GIVEN TASK: Identify every line in the records below that contains the word "screenshot", and copy each of those lines.

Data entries
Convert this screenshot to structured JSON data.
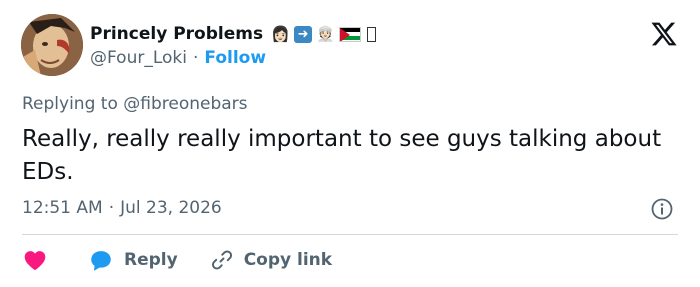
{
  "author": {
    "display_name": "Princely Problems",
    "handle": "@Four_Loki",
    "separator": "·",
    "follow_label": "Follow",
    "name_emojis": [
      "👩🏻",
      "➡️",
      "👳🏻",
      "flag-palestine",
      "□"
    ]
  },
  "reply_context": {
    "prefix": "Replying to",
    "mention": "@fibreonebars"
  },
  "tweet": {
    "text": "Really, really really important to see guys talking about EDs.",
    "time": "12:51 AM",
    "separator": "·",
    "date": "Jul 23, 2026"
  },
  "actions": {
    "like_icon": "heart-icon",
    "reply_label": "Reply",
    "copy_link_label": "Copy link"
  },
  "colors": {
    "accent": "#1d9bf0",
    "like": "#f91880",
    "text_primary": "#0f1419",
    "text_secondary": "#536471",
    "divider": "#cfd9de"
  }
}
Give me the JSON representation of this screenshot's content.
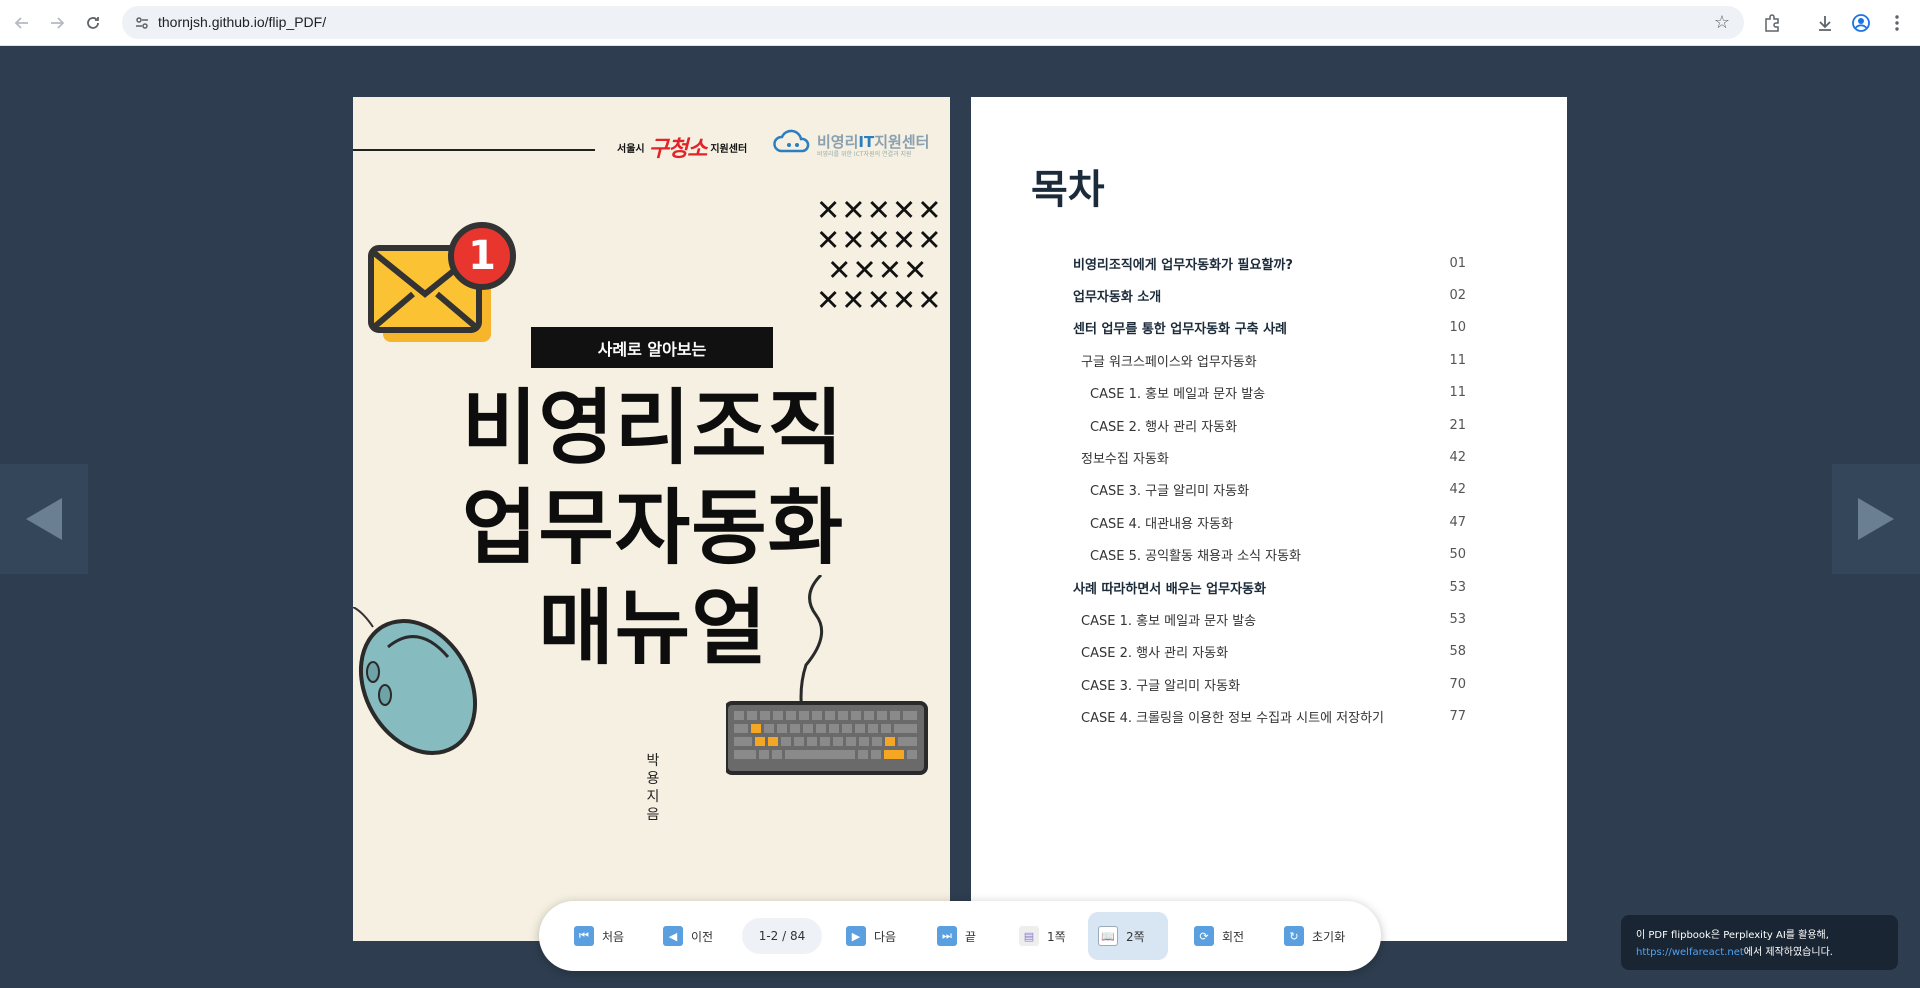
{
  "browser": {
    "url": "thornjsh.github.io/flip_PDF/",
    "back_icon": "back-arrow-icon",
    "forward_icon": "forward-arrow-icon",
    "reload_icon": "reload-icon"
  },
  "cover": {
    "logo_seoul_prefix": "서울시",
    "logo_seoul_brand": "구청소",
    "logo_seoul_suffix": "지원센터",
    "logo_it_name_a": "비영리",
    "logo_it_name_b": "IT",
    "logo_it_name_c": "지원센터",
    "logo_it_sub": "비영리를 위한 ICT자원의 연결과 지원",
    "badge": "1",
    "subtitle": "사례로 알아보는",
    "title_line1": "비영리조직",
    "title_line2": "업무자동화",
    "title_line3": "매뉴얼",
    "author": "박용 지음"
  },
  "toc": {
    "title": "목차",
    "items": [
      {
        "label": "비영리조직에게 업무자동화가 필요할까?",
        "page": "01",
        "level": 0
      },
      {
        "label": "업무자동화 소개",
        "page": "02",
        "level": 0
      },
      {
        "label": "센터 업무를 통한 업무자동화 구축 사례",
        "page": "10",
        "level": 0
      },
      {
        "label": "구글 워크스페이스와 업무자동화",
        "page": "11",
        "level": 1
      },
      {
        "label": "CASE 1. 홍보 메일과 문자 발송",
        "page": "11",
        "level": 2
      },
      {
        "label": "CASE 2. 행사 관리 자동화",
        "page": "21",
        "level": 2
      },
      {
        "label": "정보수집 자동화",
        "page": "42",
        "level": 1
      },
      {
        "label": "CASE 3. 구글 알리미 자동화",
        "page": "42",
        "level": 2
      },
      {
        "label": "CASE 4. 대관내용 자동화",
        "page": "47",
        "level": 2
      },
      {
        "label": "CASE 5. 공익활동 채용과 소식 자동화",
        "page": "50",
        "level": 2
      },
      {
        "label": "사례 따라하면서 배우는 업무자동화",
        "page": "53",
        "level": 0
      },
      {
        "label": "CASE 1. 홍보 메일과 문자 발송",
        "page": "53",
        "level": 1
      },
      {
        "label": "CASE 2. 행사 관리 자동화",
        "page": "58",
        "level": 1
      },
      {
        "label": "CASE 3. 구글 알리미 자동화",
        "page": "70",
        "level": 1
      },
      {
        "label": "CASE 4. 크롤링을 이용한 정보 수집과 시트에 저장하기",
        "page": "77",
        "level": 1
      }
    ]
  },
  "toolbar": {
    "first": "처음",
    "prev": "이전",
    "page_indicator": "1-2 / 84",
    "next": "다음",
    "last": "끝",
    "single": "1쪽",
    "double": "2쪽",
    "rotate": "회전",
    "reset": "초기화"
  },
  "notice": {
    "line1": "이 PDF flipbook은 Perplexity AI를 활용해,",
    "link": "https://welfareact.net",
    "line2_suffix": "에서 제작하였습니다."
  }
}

CORRECT OUTPUT:
Convert this screenshot to structured JSON data.
Give me the JSON representation of this screenshot's content.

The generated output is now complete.